(Dataset excerpts)
+ + + +

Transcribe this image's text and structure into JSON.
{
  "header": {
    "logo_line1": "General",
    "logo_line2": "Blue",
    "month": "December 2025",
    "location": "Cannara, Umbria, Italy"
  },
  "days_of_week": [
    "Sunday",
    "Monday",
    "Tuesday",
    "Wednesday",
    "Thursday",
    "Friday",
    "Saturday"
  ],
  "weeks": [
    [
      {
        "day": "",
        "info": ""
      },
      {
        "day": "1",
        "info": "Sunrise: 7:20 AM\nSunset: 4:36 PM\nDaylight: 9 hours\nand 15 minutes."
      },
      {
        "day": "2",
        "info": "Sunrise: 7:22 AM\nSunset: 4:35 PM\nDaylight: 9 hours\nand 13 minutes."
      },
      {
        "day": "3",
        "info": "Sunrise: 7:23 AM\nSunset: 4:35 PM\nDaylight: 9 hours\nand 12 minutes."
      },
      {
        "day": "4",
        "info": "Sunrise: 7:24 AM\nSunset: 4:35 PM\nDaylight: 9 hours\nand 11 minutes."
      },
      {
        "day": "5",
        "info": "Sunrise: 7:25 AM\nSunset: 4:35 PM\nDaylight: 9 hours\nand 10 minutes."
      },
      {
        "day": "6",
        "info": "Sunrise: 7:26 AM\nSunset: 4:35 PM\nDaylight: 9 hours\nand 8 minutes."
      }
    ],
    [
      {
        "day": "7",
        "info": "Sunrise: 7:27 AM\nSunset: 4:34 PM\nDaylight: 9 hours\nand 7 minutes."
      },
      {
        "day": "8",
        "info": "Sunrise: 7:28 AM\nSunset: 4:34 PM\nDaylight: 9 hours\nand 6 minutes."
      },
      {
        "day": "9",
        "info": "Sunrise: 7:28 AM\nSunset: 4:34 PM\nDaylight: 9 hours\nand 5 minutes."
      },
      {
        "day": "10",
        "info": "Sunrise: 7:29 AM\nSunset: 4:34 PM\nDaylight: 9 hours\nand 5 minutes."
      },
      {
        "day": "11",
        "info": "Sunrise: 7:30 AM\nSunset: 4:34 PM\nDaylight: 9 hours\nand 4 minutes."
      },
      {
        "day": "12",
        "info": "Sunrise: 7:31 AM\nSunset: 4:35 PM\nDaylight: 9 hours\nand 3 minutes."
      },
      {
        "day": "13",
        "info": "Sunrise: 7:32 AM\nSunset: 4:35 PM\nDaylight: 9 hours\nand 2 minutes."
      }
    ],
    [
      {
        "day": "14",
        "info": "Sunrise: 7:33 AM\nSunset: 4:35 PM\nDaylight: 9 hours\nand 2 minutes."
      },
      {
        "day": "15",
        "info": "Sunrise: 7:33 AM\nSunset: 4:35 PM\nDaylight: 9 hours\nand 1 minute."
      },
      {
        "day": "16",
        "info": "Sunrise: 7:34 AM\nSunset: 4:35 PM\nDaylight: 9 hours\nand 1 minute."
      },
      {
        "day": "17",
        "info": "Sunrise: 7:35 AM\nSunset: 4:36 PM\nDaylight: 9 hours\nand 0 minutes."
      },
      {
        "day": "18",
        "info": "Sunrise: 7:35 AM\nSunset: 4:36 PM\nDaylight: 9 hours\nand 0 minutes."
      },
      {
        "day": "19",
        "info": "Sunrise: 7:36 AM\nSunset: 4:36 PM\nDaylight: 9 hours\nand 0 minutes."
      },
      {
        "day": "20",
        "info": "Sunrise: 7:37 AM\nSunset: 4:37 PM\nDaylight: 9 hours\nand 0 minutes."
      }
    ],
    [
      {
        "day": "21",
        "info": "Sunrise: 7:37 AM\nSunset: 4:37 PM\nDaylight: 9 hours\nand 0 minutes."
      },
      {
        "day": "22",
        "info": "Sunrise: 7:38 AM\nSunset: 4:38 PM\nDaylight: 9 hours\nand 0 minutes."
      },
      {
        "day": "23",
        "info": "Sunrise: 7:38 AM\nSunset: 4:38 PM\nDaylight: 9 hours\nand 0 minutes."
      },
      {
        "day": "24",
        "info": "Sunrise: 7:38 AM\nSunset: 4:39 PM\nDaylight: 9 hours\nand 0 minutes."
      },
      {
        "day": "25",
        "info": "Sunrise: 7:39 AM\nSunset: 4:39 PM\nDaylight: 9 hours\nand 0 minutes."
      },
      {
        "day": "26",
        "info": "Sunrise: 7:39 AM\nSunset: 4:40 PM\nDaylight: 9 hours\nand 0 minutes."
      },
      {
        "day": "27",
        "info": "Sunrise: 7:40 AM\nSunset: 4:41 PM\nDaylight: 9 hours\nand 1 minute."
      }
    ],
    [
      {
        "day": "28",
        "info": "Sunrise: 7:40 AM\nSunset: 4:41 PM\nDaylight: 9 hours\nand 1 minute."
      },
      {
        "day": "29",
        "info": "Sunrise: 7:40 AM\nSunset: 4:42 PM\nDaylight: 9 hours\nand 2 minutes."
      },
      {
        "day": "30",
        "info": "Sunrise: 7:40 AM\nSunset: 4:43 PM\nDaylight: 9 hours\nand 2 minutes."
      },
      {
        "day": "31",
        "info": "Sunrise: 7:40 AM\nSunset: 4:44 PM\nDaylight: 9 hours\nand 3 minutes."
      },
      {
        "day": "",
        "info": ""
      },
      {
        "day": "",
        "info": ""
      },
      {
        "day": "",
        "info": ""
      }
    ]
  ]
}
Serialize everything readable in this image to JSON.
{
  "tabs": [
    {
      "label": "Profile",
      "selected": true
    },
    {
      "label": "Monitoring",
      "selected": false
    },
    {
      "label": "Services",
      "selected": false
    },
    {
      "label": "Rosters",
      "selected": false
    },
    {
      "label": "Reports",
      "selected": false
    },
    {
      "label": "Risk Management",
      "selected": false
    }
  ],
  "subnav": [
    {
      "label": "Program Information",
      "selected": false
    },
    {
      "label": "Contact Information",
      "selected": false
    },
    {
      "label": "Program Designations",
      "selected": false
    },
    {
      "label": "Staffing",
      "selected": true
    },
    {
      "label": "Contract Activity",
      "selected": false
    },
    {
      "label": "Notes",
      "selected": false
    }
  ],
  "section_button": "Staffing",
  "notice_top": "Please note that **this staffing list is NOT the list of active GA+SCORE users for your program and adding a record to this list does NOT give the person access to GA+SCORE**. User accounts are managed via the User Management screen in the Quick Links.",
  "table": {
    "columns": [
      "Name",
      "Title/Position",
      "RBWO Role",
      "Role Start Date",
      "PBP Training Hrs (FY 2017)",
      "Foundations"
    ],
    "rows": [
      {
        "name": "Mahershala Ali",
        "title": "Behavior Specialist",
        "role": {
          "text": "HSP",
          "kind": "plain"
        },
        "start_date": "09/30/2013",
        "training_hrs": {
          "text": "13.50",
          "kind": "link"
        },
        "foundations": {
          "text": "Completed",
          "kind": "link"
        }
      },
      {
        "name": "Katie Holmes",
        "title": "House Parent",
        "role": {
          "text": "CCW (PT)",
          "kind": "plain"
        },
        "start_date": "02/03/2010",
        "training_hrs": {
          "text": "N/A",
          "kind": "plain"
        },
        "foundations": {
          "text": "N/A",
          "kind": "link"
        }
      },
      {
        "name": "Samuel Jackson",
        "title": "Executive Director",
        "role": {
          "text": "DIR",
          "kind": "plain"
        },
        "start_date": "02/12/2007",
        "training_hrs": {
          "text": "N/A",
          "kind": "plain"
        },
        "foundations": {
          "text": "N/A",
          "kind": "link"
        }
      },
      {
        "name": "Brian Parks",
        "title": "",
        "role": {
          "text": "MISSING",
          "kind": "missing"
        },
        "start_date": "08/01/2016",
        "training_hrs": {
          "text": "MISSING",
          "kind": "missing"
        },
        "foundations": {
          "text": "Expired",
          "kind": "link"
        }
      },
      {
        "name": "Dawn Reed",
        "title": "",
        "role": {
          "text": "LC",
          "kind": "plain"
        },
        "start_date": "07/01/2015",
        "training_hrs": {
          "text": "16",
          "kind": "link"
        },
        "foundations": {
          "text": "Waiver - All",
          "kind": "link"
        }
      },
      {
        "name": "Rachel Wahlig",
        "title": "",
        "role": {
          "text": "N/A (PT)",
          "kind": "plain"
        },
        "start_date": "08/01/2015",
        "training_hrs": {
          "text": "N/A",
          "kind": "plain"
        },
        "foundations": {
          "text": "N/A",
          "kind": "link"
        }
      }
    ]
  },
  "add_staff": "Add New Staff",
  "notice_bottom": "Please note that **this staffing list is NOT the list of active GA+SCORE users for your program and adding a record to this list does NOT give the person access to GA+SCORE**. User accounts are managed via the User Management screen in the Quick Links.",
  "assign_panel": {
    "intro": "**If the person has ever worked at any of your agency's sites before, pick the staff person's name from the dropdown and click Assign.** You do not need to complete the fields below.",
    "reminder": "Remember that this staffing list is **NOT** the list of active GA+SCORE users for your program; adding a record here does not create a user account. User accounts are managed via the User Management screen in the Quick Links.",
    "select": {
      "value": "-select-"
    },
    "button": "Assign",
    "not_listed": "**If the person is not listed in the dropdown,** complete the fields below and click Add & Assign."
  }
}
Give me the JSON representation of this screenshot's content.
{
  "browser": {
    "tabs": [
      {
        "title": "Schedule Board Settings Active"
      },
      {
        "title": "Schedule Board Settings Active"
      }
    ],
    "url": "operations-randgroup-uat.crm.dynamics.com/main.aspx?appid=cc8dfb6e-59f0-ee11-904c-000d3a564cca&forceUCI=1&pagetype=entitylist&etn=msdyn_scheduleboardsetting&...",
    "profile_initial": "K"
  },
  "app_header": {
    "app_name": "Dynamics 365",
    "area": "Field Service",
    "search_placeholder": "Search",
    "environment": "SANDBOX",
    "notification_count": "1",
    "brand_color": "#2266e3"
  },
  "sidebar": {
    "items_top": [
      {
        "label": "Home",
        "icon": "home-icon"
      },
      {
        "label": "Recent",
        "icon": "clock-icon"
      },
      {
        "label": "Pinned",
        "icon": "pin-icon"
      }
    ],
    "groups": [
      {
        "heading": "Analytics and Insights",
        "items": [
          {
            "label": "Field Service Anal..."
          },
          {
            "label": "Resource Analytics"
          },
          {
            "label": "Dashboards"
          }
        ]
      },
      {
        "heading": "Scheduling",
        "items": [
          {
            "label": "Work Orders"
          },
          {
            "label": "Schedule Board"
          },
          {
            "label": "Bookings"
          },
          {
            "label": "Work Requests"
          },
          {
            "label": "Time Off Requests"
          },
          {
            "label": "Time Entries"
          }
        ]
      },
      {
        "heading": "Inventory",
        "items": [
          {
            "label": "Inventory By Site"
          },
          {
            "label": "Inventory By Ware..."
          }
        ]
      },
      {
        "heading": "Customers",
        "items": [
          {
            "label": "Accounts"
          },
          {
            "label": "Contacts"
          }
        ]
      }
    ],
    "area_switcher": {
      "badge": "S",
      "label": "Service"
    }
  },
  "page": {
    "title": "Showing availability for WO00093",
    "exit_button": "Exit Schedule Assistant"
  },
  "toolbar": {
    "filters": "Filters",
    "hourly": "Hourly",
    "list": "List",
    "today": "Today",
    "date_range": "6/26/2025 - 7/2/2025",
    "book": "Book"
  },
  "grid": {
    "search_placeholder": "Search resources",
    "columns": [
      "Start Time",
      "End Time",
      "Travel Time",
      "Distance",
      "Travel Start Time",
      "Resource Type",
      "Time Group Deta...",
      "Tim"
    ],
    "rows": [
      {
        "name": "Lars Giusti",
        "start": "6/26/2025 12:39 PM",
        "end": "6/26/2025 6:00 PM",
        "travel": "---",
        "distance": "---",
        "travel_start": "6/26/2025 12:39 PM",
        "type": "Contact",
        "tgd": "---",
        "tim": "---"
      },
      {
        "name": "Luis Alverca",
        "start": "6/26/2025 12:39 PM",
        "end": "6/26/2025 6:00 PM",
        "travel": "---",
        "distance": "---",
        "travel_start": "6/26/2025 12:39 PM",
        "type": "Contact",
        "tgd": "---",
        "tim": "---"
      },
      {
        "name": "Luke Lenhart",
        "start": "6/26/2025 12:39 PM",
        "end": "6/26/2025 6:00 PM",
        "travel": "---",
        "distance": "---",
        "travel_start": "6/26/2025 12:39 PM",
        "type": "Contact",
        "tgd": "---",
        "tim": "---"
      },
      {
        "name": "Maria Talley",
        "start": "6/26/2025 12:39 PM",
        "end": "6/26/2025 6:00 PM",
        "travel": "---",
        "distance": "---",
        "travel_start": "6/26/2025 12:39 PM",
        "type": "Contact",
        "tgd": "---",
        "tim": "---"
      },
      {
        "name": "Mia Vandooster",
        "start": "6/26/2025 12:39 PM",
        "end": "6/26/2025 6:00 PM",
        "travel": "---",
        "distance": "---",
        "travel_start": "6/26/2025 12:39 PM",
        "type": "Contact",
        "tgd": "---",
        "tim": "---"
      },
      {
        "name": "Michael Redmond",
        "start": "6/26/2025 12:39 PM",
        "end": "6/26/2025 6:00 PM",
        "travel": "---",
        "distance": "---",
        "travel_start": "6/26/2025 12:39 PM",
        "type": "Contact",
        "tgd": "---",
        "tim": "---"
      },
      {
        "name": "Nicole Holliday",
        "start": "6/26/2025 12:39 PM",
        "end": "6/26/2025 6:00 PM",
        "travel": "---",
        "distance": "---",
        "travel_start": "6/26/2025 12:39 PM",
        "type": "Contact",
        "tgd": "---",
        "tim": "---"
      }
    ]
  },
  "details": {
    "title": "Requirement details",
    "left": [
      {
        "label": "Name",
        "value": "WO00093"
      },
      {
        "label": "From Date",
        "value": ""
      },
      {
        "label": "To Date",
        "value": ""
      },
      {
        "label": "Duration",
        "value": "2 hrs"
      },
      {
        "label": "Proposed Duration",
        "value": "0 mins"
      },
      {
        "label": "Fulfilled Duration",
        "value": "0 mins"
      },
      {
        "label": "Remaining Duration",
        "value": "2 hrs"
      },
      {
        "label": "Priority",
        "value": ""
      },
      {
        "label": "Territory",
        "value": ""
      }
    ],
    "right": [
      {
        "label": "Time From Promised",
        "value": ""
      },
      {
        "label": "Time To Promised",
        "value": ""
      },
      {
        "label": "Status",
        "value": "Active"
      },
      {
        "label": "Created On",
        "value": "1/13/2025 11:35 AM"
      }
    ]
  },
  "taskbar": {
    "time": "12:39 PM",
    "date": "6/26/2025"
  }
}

+ + + +

Description of the task | In the records above, locate each line with the word "Inventory". Copy all such lines.

Finished exercise |
        "heading": "Inventory",
            "label": "Inventory By Site"
            "label": "Inventory By Ware..."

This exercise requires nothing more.